Stored records:
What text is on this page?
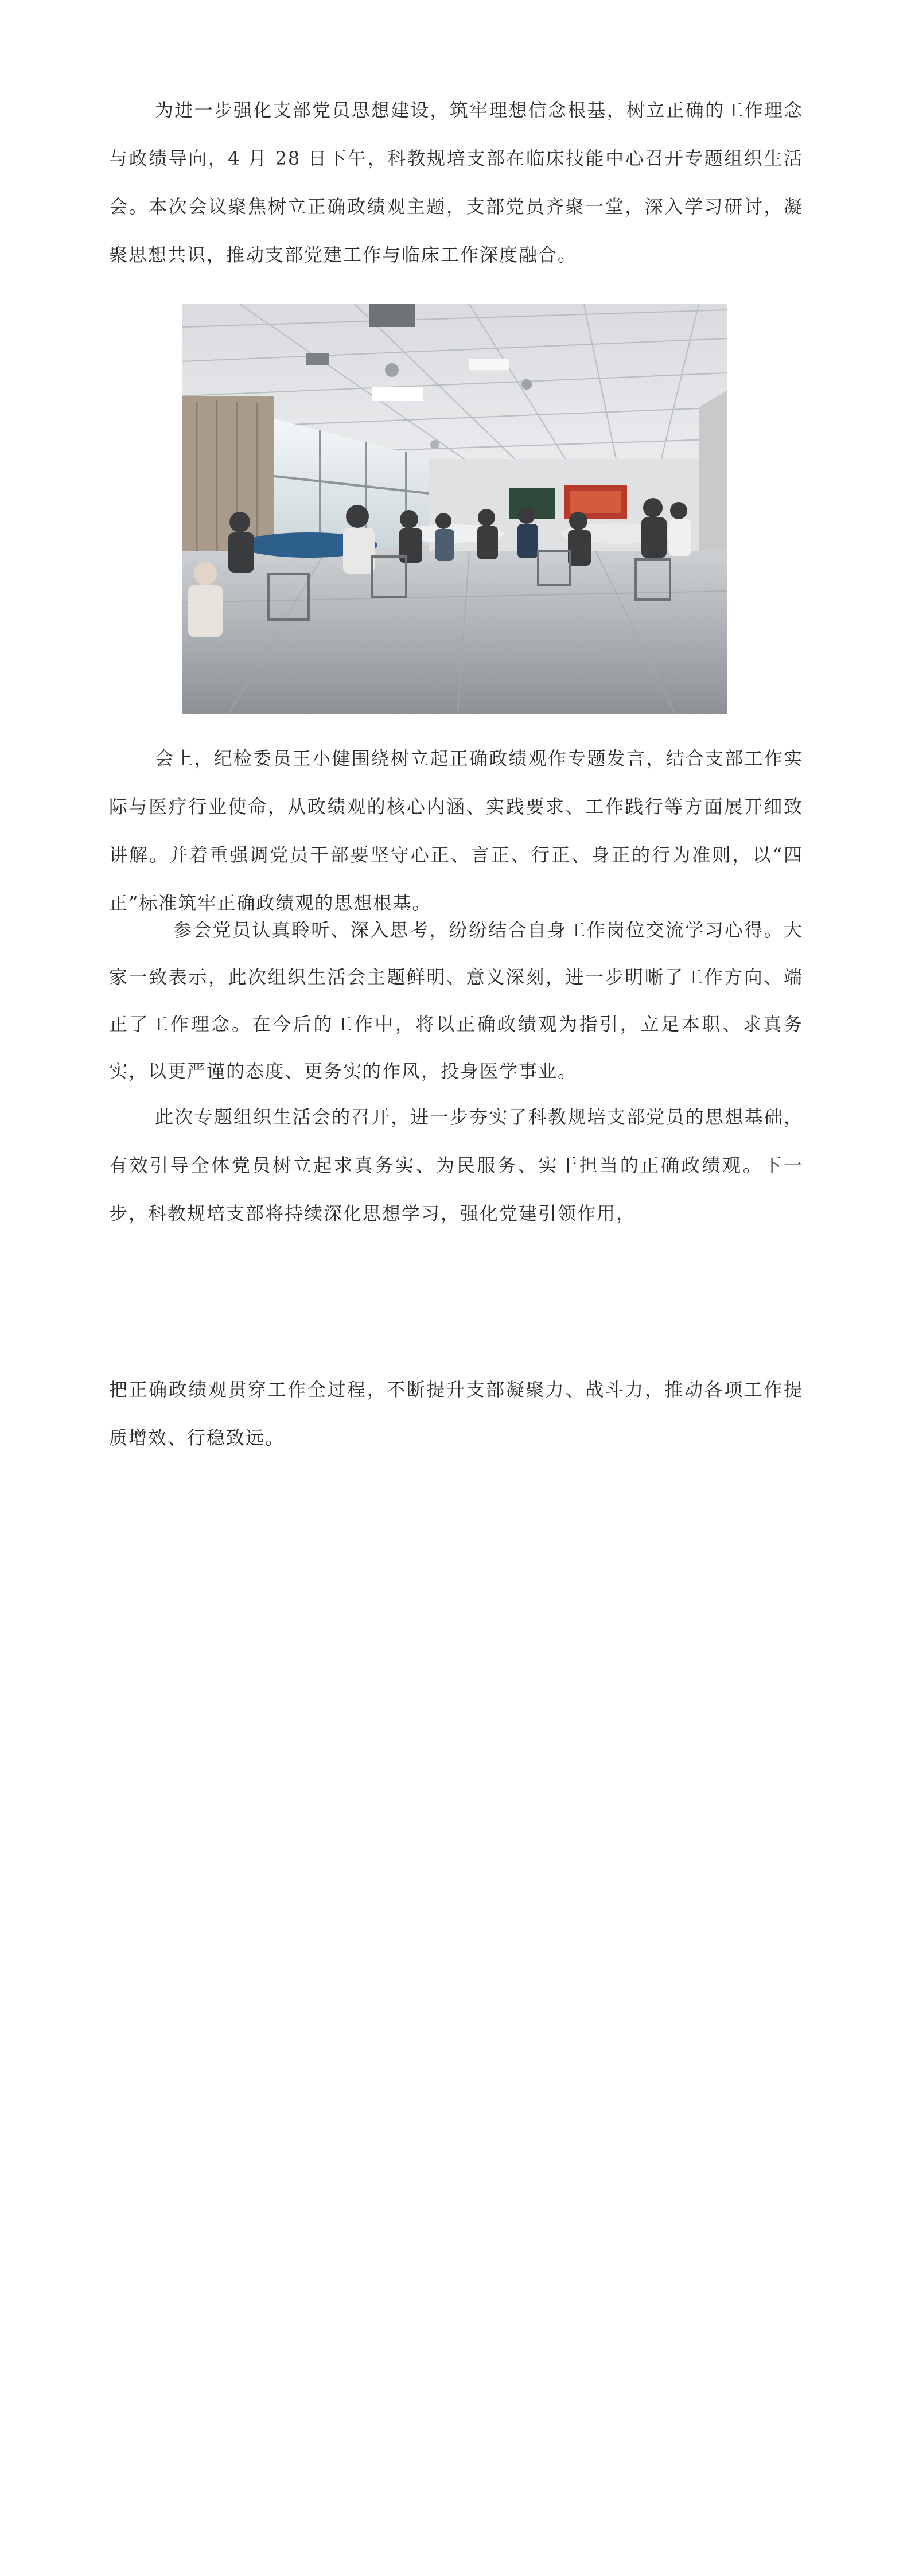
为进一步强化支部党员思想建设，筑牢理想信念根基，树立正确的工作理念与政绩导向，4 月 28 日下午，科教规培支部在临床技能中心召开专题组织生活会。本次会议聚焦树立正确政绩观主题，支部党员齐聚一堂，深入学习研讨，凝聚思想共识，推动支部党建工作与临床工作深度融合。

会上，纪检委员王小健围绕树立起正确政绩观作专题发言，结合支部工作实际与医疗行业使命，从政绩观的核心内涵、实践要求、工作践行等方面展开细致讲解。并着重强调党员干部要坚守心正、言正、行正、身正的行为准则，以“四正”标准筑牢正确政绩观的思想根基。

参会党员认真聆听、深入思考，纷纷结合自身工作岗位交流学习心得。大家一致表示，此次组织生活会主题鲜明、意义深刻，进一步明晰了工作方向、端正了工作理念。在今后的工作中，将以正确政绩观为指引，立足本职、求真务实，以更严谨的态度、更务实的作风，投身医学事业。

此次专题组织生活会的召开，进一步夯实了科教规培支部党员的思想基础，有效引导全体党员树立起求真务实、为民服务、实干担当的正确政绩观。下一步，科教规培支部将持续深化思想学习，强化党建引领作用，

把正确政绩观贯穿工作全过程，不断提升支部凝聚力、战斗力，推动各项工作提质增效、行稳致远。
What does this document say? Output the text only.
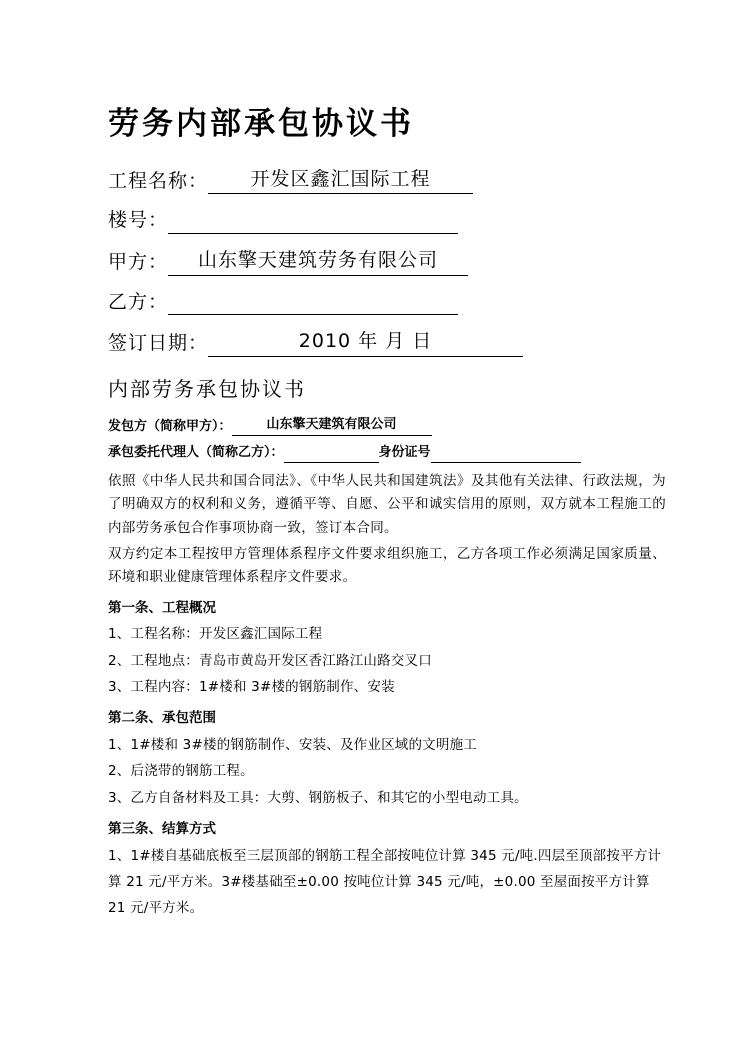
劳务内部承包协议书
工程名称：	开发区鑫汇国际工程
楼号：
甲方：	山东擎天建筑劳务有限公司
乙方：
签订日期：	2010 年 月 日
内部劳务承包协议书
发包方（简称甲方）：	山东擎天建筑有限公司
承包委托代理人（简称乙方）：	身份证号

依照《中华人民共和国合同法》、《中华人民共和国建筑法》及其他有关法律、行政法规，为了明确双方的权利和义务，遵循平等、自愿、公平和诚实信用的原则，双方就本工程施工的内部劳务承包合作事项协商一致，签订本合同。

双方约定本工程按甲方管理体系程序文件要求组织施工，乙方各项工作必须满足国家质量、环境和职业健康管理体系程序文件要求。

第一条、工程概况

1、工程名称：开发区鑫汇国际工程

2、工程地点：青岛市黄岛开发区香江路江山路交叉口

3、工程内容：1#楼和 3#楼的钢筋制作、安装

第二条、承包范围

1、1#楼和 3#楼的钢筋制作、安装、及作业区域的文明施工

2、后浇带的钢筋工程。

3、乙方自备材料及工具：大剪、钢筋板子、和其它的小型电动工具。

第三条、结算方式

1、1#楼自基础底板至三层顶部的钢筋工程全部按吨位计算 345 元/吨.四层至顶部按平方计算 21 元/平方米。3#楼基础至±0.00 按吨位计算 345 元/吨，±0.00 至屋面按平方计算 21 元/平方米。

To be done:
Reproduce the records verbatim, omitting all images they contain.

Finished answer:
What text is on this page?
为进一步强化支部党员思想建设，筑牢理想信念根基，树立正确的工作理念与政绩导向，4 月 28 日下午，科教规培支部在临床技能中心召开专题组织生活会。本次会议聚焦树立正确政绩观主题，支部党员齐聚一堂，深入学习研讨，凝聚思想共识，推动支部党建工作与临床工作深度融合。

会上，纪检委员王小健围绕树立起正确政绩观作专题发言，结合支部工作实际与医疗行业使命，从政绩观的核心内涵、实践要求、工作践行等方面展开细致讲解。并着重强调党员干部要坚守心正、言正、行正、身正的行为准则，以“四正”标准筑牢正确政绩观的思想根基。

参会党员认真聆听、深入思考，纷纷结合自身工作岗位交流学习心得。大家一致表示，此次组织生活会主题鲜明、意义深刻，进一步明晰了工作方向、端正了工作理念。在今后的工作中，将以正确政绩观为指引，立足本职、求真务实，以更严谨的态度、更务实的作风，投身医学事业。

此次专题组织生活会的召开，进一步夯实了科教规培支部党员的思想基础，有效引导全体党员树立起求真务实、为民服务、实干担当的正确政绩观。下一步，科教规培支部将持续深化思想学习，强化党建引领作用，

把正确政绩观贯穿工作全过程，不断提升支部凝聚力、战斗力，推动各项工作提质增效、行稳致远。
What does this document say? Output the text only.
劳务内部承包协议书
工程名称：	开发区鑫汇国际工程
楼号：
甲方：	山东擎天建筑劳务有限公司
乙方：
签订日期：	2010 年 月 日
内部劳务承包协议书
发包方（简称甲方）：	山东擎天建筑有限公司
承包委托代理人（简称乙方）：	身份证号

依照《中华人民共和国合同法》、《中华人民共和国建筑法》及其他有关法律、行政法规，为了明确双方的权利和义务，遵循平等、自愿、公平和诚实信用的原则，双方就本工程施工的内部劳务承包合作事项协商一致，签订本合同。

双方约定本工程按甲方管理体系程序文件要求组织施工，乙方各项工作必须满足国家质量、环境和职业健康管理体系程序文件要求。

第一条、工程概况

1、工程名称：开发区鑫汇国际工程

2、工程地点：青岛市黄岛开发区香江路江山路交叉口

3、工程内容：1#楼和 3#楼的钢筋制作、安装

第二条、承包范围

1、1#楼和 3#楼的钢筋制作、安装、及作业区域的文明施工

2、后浇带的钢筋工程。

3、乙方自备材料及工具：大剪、钢筋板子、和其它的小型电动工具。

第三条、结算方式

1、1#楼自基础底板至三层顶部的钢筋工程全部按吨位计算 345 元/吨.四层至顶部按平方计算 21 元/平方米。3#楼基础至±0.00 按吨位计算 345 元/吨，±0.00 至屋面按平方计算 21 元/平方米。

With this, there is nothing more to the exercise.